--- Records supplied ---
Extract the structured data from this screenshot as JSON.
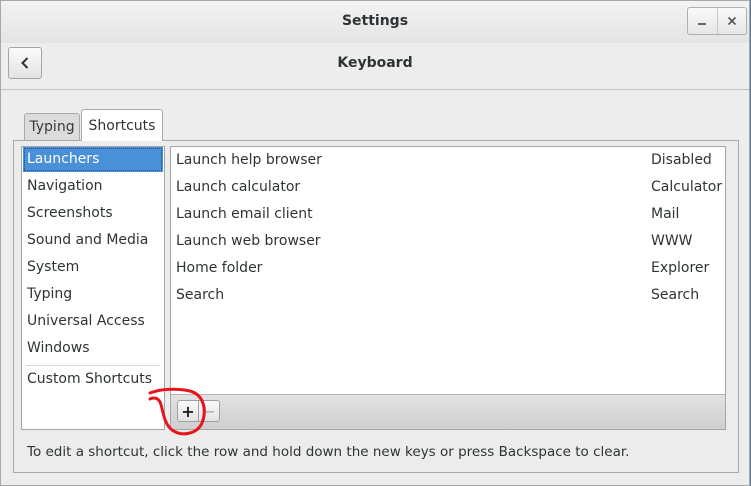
{
  "window": {
    "title": "Settings",
    "controls": {
      "minimize_icon": "minimize-icon",
      "close_icon": "close-icon"
    }
  },
  "toolbar": {
    "back_icon": "chevron-left-icon",
    "page_title": "Keyboard"
  },
  "tabs": [
    {
      "label": "Typing",
      "active": false
    },
    {
      "label": "Shortcuts",
      "active": true
    }
  ],
  "categories": [
    {
      "label": "Launchers",
      "selected": true
    },
    {
      "label": "Navigation",
      "selected": false
    },
    {
      "label": "Screenshots",
      "selected": false
    },
    {
      "label": "Sound and Media",
      "selected": false
    },
    {
      "label": "System",
      "selected": false
    },
    {
      "label": "Typing",
      "selected": false
    },
    {
      "label": "Universal Access",
      "selected": false
    },
    {
      "label": "Windows",
      "selected": false
    },
    {
      "label": "Custom Shortcuts",
      "selected": false
    }
  ],
  "shortcuts": [
    {
      "name": "Launch help browser",
      "accel": "Disabled"
    },
    {
      "name": "Launch calculator",
      "accel": "Calculator"
    },
    {
      "name": "Launch email client",
      "accel": "Mail"
    },
    {
      "name": "Launch web browser",
      "accel": "WWW"
    },
    {
      "name": "Home folder",
      "accel": "Explorer"
    },
    {
      "name": "Search",
      "accel": "Search"
    }
  ],
  "list_buttons": {
    "add": "+",
    "remove": "−"
  },
  "hint": "To edit a shortcut, click the row and hold down the new keys or press Backspace to clear.",
  "colors": {
    "selection": "#4a90d9",
    "annotation": "#e8141b"
  }
}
---
# [Written problem]
Note each line of the entries that has "label" in it, and copy those lines.

# [Solution to this task]
      "label": "Typing",
      "label": "Shortcuts",
      "label": "Launchers",
      "label": "Navigation",
      "label": "Screenshots",
      "label": "Sound and Media",
      "label": "System",
      "label": "Typing",
      "label": "Universal Access",
      "label": "Windows",
      "label": "Custom Shortcuts",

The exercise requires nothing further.